[Task goal] Select and copy out every line in the records containing "this".

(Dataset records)
..............................
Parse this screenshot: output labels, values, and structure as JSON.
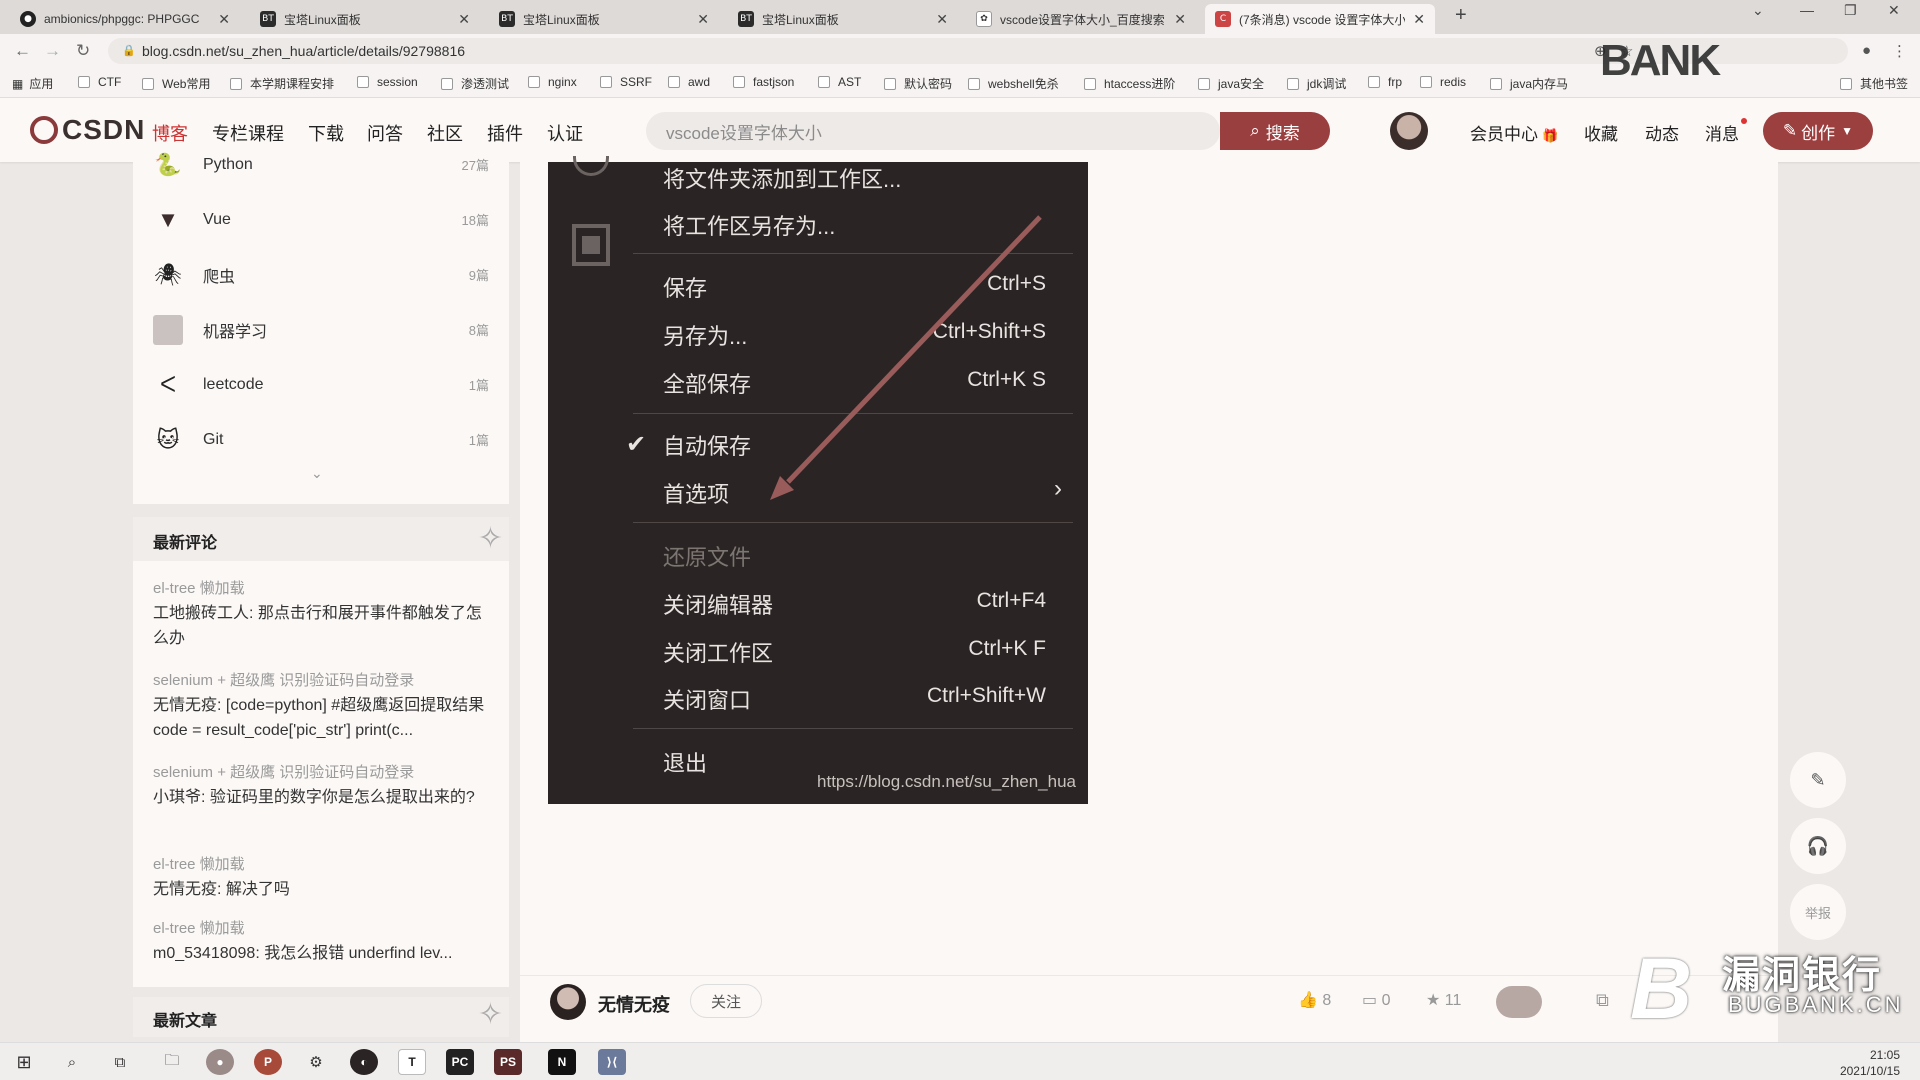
{
  "browser": {
    "tabs": [
      {
        "icon": "github-icon",
        "title": "ambionics/phpggc: PHPGGC"
      },
      {
        "icon": "bt-icon",
        "title": "宝塔Linux面板"
      },
      {
        "icon": "bt-icon",
        "title": "宝塔Linux面板"
      },
      {
        "icon": "bt-icon",
        "title": "宝塔Linux面板"
      },
      {
        "icon": "baidu-icon",
        "title": "vscode设置字体大小_百度搜索"
      },
      {
        "icon": "csdn-icon",
        "title": "(7条消息) vscode 设置字体大小"
      }
    ],
    "url": "blog.csdn.net/su_zhen_hua/article/details/92798816",
    "bookmarks": [
      "应用",
      "CTF",
      "Web常用",
      "本学期课程安排",
      "session",
      "渗透测试",
      "nginx",
      "SSRF",
      "awd",
      "fastjson",
      "AST",
      "默认密码",
      "webshell免杀",
      "htaccess进阶",
      "java安全",
      "jdk调试",
      "frp",
      "redis",
      "java内存马",
      "其他书签"
    ]
  },
  "csdn": {
    "logo": "CSDN",
    "nav": [
      "博客",
      "专栏课程",
      "下载",
      "问答",
      "社区",
      "插件",
      "认证"
    ],
    "search_placeholder": "vscode设置字体大小",
    "search_button": "搜索",
    "links": [
      "会员中心",
      "收藏",
      "动态",
      "消息"
    ],
    "create_button": "创作"
  },
  "sidebar": {
    "categories": [
      {
        "icon": "python-icon",
        "name": "Python",
        "count": "27篇"
      },
      {
        "icon": "vue-icon",
        "name": "Vue",
        "count": "18篇"
      },
      {
        "icon": "spider-icon",
        "name": "爬虫",
        "count": "9篇"
      },
      {
        "icon": "ml-icon",
        "name": "机器学习",
        "count": "8篇"
      },
      {
        "icon": "leetcode-icon",
        "name": "leetcode",
        "count": "1篇"
      },
      {
        "icon": "git-icon",
        "name": "Git",
        "count": "1篇"
      }
    ],
    "latest_comments_title": "最新评论",
    "comments": [
      {
        "article": "el-tree 懒加载",
        "text": "工地搬砖工人: 那点击行和展开事件都触发了怎么办"
      },
      {
        "article": "selenium + 超级鹰 识别验证码自动登录",
        "text": "无情无疫: [code=python] #超级鹰返回提取结果 code = result_code['pic_str'] print(c..."
      },
      {
        "article": "selenium + 超级鹰 识别验证码自动登录",
        "text": "小琪爷: 验证码里的数字你是怎么提取出来的?"
      },
      {
        "article": "el-tree 懒加载",
        "text": "无情无疫: 解决了吗"
      },
      {
        "article": "el-tree 懒加载",
        "text": "m0_53418098: 我怎么报错 underfind lev..."
      }
    ],
    "latest_articles_title": "最新文章"
  },
  "menu": {
    "items": [
      {
        "label": "将文件夹添加到工作区...",
        "shortcut": ""
      },
      {
        "label": "将工作区另存为...",
        "shortcut": ""
      },
      {
        "label": "保存",
        "shortcut": "Ctrl+S"
      },
      {
        "label": "另存为...",
        "shortcut": "Ctrl+Shift+S"
      },
      {
        "label": "全部保存",
        "shortcut": "Ctrl+K S"
      },
      {
        "label": "自动保存",
        "shortcut": ""
      },
      {
        "label": "首选项",
        "shortcut": ""
      },
      {
        "label": "还原文件",
        "shortcut": ""
      },
      {
        "label": "关闭编辑器",
        "shortcut": "Ctrl+F4"
      },
      {
        "label": "关闭工作区",
        "shortcut": "Ctrl+K F"
      },
      {
        "label": "关闭窗口",
        "shortcut": "Ctrl+Shift+W"
      },
      {
        "label": "退出",
        "shortcut": ""
      }
    ],
    "watermark_url": "https://blog.csdn.net/su_zhen_hua"
  },
  "float_buttons": {
    "report_label": "举报"
  },
  "author": {
    "name": "无情无疫",
    "follow": "关注",
    "likes": "8",
    "comments": "0",
    "stars": "11"
  },
  "taskbar": {
    "time": "21:05",
    "date": "2021/10/15"
  },
  "watermarks": {
    "top": "BANK",
    "bottom_big": "漏洞银行",
    "bottom_small": "BUGBANK.CN"
  },
  "colors": {
    "accent": "#9a3f3f",
    "menu_bg": "#2a2524"
  }
}
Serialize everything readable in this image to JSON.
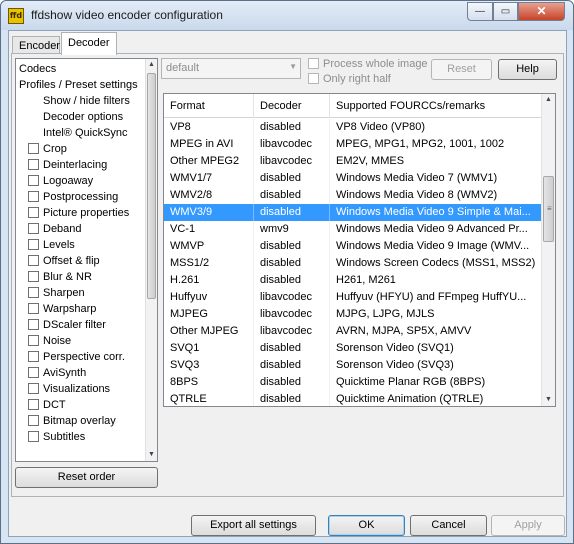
..............................
[Task solution]
Parse this screenshot: output labels, values, and structure as JSON.
Serialize everything readable in this image to JSON.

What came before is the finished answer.